▶ [Erforderliche Aufgabe 1] Gib den Abschnitt der Auflistung vom Anfang bis einschließlich der Zeile mit "more-options-button[interactable]: ••• [794, 133, 825, 145]" als Markdown-Tabelle mit den Spalten „Nr.“ und „Zeile der Auflistung“ wieder. Leerzeilen lässt du weg.

Als vor 100 Millionen Jahren noch gewaltige Dinosaurier auf der Erde herumstapften, entwickelten sich im Schatten der urzeitlichen Giganten die ersten Ameisen. Mit grossem Erfolg haben sich die kleinen Krabbler im Laufe der Evolution rund um den Globus verbreitet. Heute gibt es weltweit rund 15'000 Arten von ihnen, 130 davon auch in der Schweiz. «Würde man alle Ameisen wiegen, die man auf der Welt findet, hätte man das Gewicht der gesamten Erdbevölkerung», sagt Laurent Keller von der Universität Lausanne. Es gebe sie überall – ob in der Sahara oder in Sibirien.

Ameisen sind soziale Insekten. Interessen des Einzelnen zählen bei ihnen nicht, Zusammenhalt und Gemeinschaft werden dagegen grossgeschrieben. Zum Teil leben die Sechsbeiner in riesigen, stets perfekt organisierten Verbänden von bis zu 30 Millionen Individuen. «Mich fasziniert ihr Gesellschaftssystem», sagt der renommierte Ameisenwissenschaftler, der in der Romandie «Monsieur Fourmis» genannt wird. Am 26. Oktober überreicht ihm Bundesrat Johann Schneider-Ammann bei einer öffentlichen Veranstaltung an der Universität Lausanne den begehrten Schweizer Marcel-Benoist-Preis, der mit 50'000 Franken dotiert ist.

▶ [Erforderliche Aufgabe 2] Wie viele Ameisenarten gibt es laut dem Textauszug über Ameisen in der Schweiz?

▶ [Auflistung]

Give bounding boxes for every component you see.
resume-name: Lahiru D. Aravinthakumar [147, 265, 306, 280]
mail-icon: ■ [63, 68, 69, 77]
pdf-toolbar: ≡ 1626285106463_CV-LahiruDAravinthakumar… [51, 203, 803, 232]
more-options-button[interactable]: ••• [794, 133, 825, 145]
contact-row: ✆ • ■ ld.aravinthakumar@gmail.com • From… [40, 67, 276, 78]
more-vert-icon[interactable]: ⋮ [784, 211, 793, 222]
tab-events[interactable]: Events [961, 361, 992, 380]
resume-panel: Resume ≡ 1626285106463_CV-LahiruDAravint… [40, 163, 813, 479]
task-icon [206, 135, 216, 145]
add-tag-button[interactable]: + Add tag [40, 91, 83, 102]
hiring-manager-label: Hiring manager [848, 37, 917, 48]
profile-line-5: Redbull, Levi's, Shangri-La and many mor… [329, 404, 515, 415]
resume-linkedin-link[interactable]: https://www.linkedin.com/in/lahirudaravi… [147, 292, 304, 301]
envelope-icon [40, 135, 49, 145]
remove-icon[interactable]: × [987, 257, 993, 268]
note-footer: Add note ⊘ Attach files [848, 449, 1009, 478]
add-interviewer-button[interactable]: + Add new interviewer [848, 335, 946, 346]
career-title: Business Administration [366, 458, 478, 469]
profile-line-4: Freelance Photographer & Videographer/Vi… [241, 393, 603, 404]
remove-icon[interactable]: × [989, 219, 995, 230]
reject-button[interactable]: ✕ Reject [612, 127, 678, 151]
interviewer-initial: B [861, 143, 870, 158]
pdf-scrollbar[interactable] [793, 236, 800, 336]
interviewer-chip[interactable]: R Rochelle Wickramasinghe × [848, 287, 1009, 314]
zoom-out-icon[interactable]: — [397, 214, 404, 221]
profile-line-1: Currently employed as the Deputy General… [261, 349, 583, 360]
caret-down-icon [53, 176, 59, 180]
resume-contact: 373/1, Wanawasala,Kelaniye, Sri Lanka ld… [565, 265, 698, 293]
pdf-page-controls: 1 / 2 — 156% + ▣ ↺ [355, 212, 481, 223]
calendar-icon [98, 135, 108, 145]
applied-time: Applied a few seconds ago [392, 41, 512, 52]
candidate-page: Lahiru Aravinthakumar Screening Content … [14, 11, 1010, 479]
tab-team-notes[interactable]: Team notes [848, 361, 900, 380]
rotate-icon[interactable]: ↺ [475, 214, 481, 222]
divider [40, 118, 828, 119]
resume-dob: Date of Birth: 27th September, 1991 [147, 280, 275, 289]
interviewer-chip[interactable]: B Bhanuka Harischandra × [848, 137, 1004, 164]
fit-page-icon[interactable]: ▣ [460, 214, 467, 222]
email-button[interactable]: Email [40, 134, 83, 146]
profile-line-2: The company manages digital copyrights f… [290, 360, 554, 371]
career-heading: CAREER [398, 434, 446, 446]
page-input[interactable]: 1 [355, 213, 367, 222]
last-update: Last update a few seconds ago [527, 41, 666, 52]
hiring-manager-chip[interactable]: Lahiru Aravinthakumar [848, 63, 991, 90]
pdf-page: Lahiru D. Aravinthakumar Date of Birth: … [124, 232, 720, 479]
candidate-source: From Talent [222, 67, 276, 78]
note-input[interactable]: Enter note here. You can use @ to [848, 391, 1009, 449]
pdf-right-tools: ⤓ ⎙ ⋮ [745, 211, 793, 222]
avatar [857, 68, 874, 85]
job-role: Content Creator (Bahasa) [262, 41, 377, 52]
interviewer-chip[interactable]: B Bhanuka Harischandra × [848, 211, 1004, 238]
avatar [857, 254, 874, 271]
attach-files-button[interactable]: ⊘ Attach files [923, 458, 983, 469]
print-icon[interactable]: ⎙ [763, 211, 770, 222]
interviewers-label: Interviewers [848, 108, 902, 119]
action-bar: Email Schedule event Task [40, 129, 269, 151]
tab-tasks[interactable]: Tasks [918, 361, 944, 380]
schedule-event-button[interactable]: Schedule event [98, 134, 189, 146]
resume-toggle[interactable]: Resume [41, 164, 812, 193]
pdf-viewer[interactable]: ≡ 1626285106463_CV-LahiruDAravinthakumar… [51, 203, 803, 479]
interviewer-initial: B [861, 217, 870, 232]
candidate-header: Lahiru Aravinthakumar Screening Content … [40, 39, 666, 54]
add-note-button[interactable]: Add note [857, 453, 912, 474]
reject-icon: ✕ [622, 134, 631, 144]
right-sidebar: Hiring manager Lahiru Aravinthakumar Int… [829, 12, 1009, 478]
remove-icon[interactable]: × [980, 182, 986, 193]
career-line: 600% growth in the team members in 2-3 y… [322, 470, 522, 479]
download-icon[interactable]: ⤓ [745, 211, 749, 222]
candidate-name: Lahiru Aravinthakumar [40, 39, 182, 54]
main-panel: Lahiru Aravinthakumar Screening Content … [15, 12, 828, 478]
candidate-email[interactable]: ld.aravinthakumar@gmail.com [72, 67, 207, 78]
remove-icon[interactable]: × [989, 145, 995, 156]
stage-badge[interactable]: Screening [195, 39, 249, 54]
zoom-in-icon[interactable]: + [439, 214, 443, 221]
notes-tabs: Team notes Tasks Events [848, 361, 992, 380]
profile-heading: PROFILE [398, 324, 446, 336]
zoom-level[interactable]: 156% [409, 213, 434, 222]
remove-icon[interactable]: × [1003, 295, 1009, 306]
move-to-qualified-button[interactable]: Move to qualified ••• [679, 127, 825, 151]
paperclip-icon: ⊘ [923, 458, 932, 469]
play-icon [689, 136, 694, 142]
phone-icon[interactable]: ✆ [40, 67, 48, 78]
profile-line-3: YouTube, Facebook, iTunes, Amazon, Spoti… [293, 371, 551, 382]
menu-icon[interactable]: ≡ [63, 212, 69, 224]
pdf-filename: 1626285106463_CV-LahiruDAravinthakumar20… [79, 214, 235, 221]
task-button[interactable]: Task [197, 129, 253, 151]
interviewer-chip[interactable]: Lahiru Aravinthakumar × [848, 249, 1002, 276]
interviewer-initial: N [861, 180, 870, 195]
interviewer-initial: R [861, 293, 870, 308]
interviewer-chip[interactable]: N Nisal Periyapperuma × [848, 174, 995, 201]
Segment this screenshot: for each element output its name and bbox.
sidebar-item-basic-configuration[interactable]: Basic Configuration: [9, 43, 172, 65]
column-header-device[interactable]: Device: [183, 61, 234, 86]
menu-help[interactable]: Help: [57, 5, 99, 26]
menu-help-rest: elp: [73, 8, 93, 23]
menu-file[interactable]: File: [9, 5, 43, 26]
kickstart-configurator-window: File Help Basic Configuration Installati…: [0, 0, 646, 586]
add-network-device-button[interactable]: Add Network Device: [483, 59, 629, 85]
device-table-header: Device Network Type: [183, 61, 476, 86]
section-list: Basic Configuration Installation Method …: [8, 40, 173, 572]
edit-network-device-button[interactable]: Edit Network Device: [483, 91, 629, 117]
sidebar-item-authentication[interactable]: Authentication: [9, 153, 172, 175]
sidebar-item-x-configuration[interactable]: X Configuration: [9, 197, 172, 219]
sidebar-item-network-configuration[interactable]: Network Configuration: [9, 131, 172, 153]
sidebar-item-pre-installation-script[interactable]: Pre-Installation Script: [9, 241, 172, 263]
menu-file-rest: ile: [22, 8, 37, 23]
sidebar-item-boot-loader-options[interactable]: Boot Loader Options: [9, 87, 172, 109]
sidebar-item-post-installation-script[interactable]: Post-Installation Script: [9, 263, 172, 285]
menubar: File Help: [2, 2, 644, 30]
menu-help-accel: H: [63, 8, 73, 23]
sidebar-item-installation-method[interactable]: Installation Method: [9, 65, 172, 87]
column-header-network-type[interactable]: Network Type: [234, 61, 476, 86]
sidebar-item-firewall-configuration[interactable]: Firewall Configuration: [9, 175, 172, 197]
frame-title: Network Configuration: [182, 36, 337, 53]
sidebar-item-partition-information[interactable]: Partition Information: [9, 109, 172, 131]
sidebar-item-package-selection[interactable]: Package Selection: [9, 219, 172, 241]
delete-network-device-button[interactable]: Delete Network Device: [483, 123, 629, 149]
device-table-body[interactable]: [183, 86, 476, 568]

▶ [Vollständige Antwort 1]
| Nr. | Zeile der Auflistung |
|---|---|
| 1 | Give bounding boxes for every component you see. |
| 2 | resume-name: Lahiru D. Aravinthakumar [147, 265, 306, 280] |
| 3 | mail-icon: ■ [63, 68, 69, 77] |
| 4 | pdf-toolbar: ≡ 1626285106463_CV-LahiruDAravinthakumar… [51, 203, 803, 232] |
| 5 | more-options-button[interactable]: ••• [794, 133, 825, 145] |

▶ [Vollständige Antwort 2] 130 Arten.